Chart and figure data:
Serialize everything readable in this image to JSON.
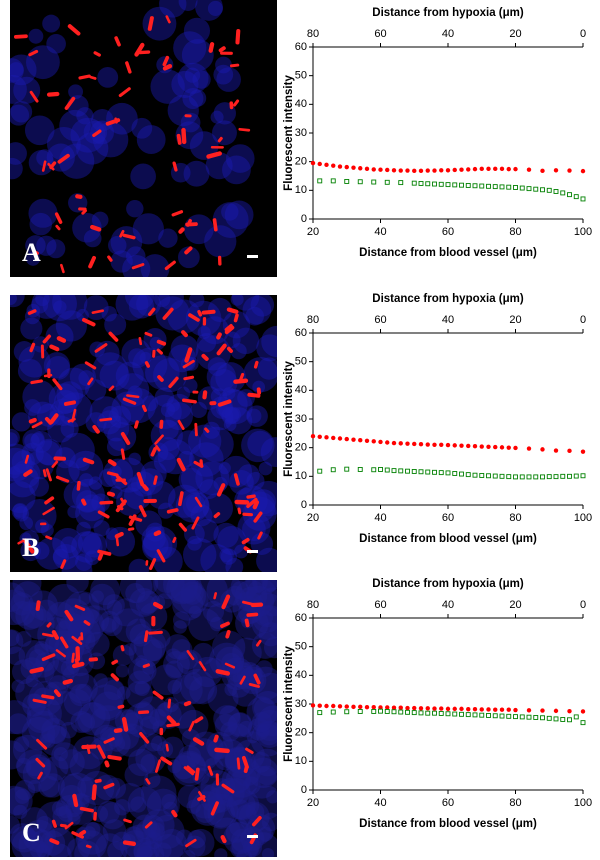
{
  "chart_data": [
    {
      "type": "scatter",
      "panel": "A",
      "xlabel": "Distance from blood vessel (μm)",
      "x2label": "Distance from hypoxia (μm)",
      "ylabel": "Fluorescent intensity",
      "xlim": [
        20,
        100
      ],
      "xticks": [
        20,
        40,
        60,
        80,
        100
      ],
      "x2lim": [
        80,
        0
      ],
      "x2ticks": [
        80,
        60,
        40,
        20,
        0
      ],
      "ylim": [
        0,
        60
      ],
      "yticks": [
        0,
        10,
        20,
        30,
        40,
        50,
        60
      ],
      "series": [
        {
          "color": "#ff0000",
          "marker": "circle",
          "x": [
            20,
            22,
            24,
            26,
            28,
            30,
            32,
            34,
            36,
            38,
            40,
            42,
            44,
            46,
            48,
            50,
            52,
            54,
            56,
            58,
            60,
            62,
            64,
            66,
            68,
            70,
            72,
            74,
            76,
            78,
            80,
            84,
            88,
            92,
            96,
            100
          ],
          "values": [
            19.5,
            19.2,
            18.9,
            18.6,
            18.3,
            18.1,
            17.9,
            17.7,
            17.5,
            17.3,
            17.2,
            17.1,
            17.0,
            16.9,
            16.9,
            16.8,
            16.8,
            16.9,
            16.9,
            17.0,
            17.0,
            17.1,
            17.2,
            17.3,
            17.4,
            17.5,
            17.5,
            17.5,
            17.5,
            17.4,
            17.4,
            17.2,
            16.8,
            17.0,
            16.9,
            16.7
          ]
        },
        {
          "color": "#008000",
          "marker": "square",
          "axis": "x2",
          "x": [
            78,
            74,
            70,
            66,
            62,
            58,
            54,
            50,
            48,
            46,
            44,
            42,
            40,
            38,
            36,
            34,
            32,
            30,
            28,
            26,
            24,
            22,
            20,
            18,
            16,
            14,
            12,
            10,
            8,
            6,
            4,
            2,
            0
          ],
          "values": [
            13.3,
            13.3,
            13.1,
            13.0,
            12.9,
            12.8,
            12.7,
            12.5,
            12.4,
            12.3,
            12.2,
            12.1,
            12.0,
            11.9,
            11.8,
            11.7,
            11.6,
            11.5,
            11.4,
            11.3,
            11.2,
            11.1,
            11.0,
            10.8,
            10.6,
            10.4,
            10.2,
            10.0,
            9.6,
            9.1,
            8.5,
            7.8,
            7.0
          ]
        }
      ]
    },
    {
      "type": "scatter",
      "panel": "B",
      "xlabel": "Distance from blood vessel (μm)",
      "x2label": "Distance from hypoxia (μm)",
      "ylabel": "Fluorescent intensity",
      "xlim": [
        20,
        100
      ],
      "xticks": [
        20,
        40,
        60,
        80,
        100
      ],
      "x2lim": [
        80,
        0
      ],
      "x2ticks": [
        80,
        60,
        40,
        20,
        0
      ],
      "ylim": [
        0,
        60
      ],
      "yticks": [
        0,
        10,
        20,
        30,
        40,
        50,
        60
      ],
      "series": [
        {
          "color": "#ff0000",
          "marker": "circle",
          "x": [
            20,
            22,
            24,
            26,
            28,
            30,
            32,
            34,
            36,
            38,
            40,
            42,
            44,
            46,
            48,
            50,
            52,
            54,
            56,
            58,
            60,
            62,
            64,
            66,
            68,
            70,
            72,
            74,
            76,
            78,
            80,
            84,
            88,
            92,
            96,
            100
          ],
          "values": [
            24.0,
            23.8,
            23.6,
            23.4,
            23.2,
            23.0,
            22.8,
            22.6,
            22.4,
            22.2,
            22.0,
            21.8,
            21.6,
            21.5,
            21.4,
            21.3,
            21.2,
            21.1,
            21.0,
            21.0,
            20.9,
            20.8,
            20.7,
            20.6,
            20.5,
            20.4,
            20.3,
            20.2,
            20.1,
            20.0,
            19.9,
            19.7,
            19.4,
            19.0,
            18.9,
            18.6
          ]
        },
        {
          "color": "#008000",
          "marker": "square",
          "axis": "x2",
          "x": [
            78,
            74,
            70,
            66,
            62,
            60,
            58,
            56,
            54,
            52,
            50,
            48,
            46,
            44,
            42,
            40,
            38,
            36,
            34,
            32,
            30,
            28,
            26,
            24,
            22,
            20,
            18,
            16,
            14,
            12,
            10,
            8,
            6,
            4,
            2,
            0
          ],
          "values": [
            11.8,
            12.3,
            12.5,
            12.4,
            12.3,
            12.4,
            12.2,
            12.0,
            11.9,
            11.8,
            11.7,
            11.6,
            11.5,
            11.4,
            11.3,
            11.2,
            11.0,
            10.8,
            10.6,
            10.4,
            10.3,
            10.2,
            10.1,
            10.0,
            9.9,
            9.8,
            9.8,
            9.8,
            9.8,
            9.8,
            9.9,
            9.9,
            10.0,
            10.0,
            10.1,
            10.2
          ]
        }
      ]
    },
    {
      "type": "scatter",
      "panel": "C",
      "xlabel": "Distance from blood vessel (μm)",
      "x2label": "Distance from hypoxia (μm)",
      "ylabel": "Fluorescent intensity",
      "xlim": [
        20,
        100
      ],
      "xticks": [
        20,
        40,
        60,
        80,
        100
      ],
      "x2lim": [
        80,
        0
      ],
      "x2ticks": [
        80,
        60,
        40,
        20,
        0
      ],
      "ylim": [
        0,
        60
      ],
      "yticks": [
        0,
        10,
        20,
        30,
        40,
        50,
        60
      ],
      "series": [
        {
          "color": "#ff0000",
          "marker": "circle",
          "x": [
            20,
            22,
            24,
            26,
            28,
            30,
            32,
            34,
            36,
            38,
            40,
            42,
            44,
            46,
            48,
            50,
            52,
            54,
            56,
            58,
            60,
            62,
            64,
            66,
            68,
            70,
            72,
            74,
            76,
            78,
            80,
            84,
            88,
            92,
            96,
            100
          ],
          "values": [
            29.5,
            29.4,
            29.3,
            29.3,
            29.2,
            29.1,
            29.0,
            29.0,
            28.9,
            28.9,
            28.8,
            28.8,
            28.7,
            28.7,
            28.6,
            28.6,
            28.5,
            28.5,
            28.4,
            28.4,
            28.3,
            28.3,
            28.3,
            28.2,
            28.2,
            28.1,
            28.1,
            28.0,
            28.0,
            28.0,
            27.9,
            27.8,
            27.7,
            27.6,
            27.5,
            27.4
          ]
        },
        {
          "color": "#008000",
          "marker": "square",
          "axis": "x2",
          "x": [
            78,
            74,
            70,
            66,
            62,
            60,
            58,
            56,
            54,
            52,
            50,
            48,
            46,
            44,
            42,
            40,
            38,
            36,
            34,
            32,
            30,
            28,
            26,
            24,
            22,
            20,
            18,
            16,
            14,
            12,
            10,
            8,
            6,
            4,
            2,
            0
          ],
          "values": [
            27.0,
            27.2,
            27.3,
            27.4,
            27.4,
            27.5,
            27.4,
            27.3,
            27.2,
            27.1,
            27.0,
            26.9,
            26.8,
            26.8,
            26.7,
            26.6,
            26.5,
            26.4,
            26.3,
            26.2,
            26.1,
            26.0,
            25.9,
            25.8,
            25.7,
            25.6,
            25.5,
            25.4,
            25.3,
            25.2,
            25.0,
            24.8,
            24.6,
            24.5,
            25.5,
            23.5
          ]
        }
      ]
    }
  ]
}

§ The request
Repeat verbatim all the material, but not the pictures.

§ Solution for this exercise
Serialize everything readable in this image to JSON.
{
  "chart_data": [
    {
      "type": "scatter",
      "panel": "A",
      "xlabel": "Distance from blood vessel (μm)",
      "x2label": "Distance from hypoxia (μm)",
      "ylabel": "Fluorescent intensity",
      "xlim": [
        20,
        100
      ],
      "xticks": [
        20,
        40,
        60,
        80,
        100
      ],
      "x2lim": [
        80,
        0
      ],
      "x2ticks": [
        80,
        60,
        40,
        20,
        0
      ],
      "ylim": [
        0,
        60
      ],
      "yticks": [
        0,
        10,
        20,
        30,
        40,
        50,
        60
      ],
      "series": [
        {
          "color": "#ff0000",
          "marker": "circle",
          "x": [
            20,
            22,
            24,
            26,
            28,
            30,
            32,
            34,
            36,
            38,
            40,
            42,
            44,
            46,
            48,
            50,
            52,
            54,
            56,
            58,
            60,
            62,
            64,
            66,
            68,
            70,
            72,
            74,
            76,
            78,
            80,
            84,
            88,
            92,
            96,
            100
          ],
          "values": [
            19.5,
            19.2,
            18.9,
            18.6,
            18.3,
            18.1,
            17.9,
            17.7,
            17.5,
            17.3,
            17.2,
            17.1,
            17.0,
            16.9,
            16.9,
            16.8,
            16.8,
            16.9,
            16.9,
            17.0,
            17.0,
            17.1,
            17.2,
            17.3,
            17.4,
            17.5,
            17.5,
            17.5,
            17.5,
            17.4,
            17.4,
            17.2,
            16.8,
            17.0,
            16.9,
            16.7
          ]
        },
        {
          "color": "#008000",
          "marker": "square",
          "axis": "x2",
          "x": [
            78,
            74,
            70,
            66,
            62,
            58,
            54,
            50,
            48,
            46,
            44,
            42,
            40,
            38,
            36,
            34,
            32,
            30,
            28,
            26,
            24,
            22,
            20,
            18,
            16,
            14,
            12,
            10,
            8,
            6,
            4,
            2,
            0
          ],
          "values": [
            13.3,
            13.3,
            13.1,
            13.0,
            12.9,
            12.8,
            12.7,
            12.5,
            12.4,
            12.3,
            12.2,
            12.1,
            12.0,
            11.9,
            11.8,
            11.7,
            11.6,
            11.5,
            11.4,
            11.3,
            11.2,
            11.1,
            11.0,
            10.8,
            10.6,
            10.4,
            10.2,
            10.0,
            9.6,
            9.1,
            8.5,
            7.8,
            7.0
          ]
        }
      ]
    },
    {
      "type": "scatter",
      "panel": "B",
      "xlabel": "Distance from blood vessel (μm)",
      "x2label": "Distance from hypoxia (μm)",
      "ylabel": "Fluorescent intensity",
      "xlim": [
        20,
        100
      ],
      "xticks": [
        20,
        40,
        60,
        80,
        100
      ],
      "x2lim": [
        80,
        0
      ],
      "x2ticks": [
        80,
        60,
        40,
        20,
        0
      ],
      "ylim": [
        0,
        60
      ],
      "yticks": [
        0,
        10,
        20,
        30,
        40,
        50,
        60
      ],
      "series": [
        {
          "color": "#ff0000",
          "marker": "circle",
          "x": [
            20,
            22,
            24,
            26,
            28,
            30,
            32,
            34,
            36,
            38,
            40,
            42,
            44,
            46,
            48,
            50,
            52,
            54,
            56,
            58,
            60,
            62,
            64,
            66,
            68,
            70,
            72,
            74,
            76,
            78,
            80,
            84,
            88,
            92,
            96,
            100
          ],
          "values": [
            24.0,
            23.8,
            23.6,
            23.4,
            23.2,
            23.0,
            22.8,
            22.6,
            22.4,
            22.2,
            22.0,
            21.8,
            21.6,
            21.5,
            21.4,
            21.3,
            21.2,
            21.1,
            21.0,
            21.0,
            20.9,
            20.8,
            20.7,
            20.6,
            20.5,
            20.4,
            20.3,
            20.2,
            20.1,
            20.0,
            19.9,
            19.7,
            19.4,
            19.0,
            18.9,
            18.6
          ]
        },
        {
          "color": "#008000",
          "marker": "square",
          "axis": "x2",
          "x": [
            78,
            74,
            70,
            66,
            62,
            60,
            58,
            56,
            54,
            52,
            50,
            48,
            46,
            44,
            42,
            40,
            38,
            36,
            34,
            32,
            30,
            28,
            26,
            24,
            22,
            20,
            18,
            16,
            14,
            12,
            10,
            8,
            6,
            4,
            2,
            0
          ],
          "values": [
            11.8,
            12.3,
            12.5,
            12.4,
            12.3,
            12.4,
            12.2,
            12.0,
            11.9,
            11.8,
            11.7,
            11.6,
            11.5,
            11.4,
            11.3,
            11.2,
            11.0,
            10.8,
            10.6,
            10.4,
            10.3,
            10.2,
            10.1,
            10.0,
            9.9,
            9.8,
            9.8,
            9.8,
            9.8,
            9.8,
            9.9,
            9.9,
            10.0,
            10.0,
            10.1,
            10.2
          ]
        }
      ]
    },
    {
      "type": "scatter",
      "panel": "C",
      "xlabel": "Distance from blood vessel (μm)",
      "x2label": "Distance from hypoxia (μm)",
      "ylabel": "Fluorescent intensity",
      "xlim": [
        20,
        100
      ],
      "xticks": [
        20,
        40,
        60,
        80,
        100
      ],
      "x2lim": [
        80,
        0
      ],
      "x2ticks": [
        80,
        60,
        40,
        20,
        0
      ],
      "ylim": [
        0,
        60
      ],
      "yticks": [
        0,
        10,
        20,
        30,
        40,
        50,
        60
      ],
      "series": [
        {
          "color": "#ff0000",
          "marker": "circle",
          "x": [
            20,
            22,
            24,
            26,
            28,
            30,
            32,
            34,
            36,
            38,
            40,
            42,
            44,
            46,
            48,
            50,
            52,
            54,
            56,
            58,
            60,
            62,
            64,
            66,
            68,
            70,
            72,
            74,
            76,
            78,
            80,
            84,
            88,
            92,
            96,
            100
          ],
          "values": [
            29.5,
            29.4,
            29.3,
            29.3,
            29.2,
            29.1,
            29.0,
            29.0,
            28.9,
            28.9,
            28.8,
            28.8,
            28.7,
            28.7,
            28.6,
            28.6,
            28.5,
            28.5,
            28.4,
            28.4,
            28.3,
            28.3,
            28.3,
            28.2,
            28.2,
            28.1,
            28.1,
            28.0,
            28.0,
            28.0,
            27.9,
            27.8,
            27.7,
            27.6,
            27.5,
            27.4
          ]
        },
        {
          "color": "#008000",
          "marker": "square",
          "axis": "x2",
          "x": [
            78,
            74,
            70,
            66,
            62,
            60,
            58,
            56,
            54,
            52,
            50,
            48,
            46,
            44,
            42,
            40,
            38,
            36,
            34,
            32,
            30,
            28,
            26,
            24,
            22,
            20,
            18,
            16,
            14,
            12,
            10,
            8,
            6,
            4,
            2,
            0
          ],
          "values": [
            27.0,
            27.2,
            27.3,
            27.4,
            27.4,
            27.5,
            27.4,
            27.3,
            27.2,
            27.1,
            27.0,
            26.9,
            26.8,
            26.8,
            26.7,
            26.6,
            26.5,
            26.4,
            26.3,
            26.2,
            26.1,
            26.0,
            25.9,
            25.8,
            25.7,
            25.6,
            25.5,
            25.4,
            25.3,
            25.2,
            25.0,
            24.8,
            24.6,
            24.5,
            25.5,
            23.5
          ]
        }
      ]
    }
  ]
}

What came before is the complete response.